*Given task*:
Copy out all lines that carry the word "dolayı".

*Records for the exercise*:
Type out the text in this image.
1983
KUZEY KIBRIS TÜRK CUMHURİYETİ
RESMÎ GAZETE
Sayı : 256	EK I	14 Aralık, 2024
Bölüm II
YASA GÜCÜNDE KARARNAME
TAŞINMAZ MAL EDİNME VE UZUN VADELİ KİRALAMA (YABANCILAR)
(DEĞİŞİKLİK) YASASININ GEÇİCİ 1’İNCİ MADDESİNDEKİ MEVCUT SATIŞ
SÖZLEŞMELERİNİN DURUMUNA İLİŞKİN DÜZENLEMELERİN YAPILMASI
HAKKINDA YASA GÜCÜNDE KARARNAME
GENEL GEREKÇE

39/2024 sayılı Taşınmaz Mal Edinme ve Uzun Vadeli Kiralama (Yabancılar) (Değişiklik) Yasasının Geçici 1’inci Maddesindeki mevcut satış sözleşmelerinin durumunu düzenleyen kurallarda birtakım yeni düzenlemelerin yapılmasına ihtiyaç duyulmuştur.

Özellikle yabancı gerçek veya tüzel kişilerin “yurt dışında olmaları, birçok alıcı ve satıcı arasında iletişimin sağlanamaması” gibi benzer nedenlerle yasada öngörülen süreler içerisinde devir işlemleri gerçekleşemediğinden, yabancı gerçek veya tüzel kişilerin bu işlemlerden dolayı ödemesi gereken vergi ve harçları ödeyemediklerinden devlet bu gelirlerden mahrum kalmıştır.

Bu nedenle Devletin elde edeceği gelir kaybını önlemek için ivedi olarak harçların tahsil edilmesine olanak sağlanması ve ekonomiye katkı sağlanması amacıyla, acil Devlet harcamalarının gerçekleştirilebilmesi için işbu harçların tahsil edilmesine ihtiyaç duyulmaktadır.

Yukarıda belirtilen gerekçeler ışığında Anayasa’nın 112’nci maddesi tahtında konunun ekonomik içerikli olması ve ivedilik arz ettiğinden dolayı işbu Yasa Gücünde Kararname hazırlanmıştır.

*Written answer*:
Özellikle yabancı gerçek veya tüzel kişilerin “yurt dışında olmaları, birçok alıcı ve satıcı arasında iletişimin sağlanamaması” gibi benzer nedenlerle yasada öngörülen süreler içerisinde devir işlemleri gerçekleşemediğinden, yabancı gerçek veya tüzel kişilerin bu işlemlerden dolayı ödemesi gereken vergi ve harçları ödeyemediklerinden devlet bu gelirlerden mahrum kalmıştır.
Yukarıda belirtilen gerekçeler ışığında Anayasa’nın 112’nci maddesi tahtında konunun ekonomik içerikli olması ve ivedilik arz ettiğinden dolayı işbu Yasa Gücünde Kararname hazırlanmıştır.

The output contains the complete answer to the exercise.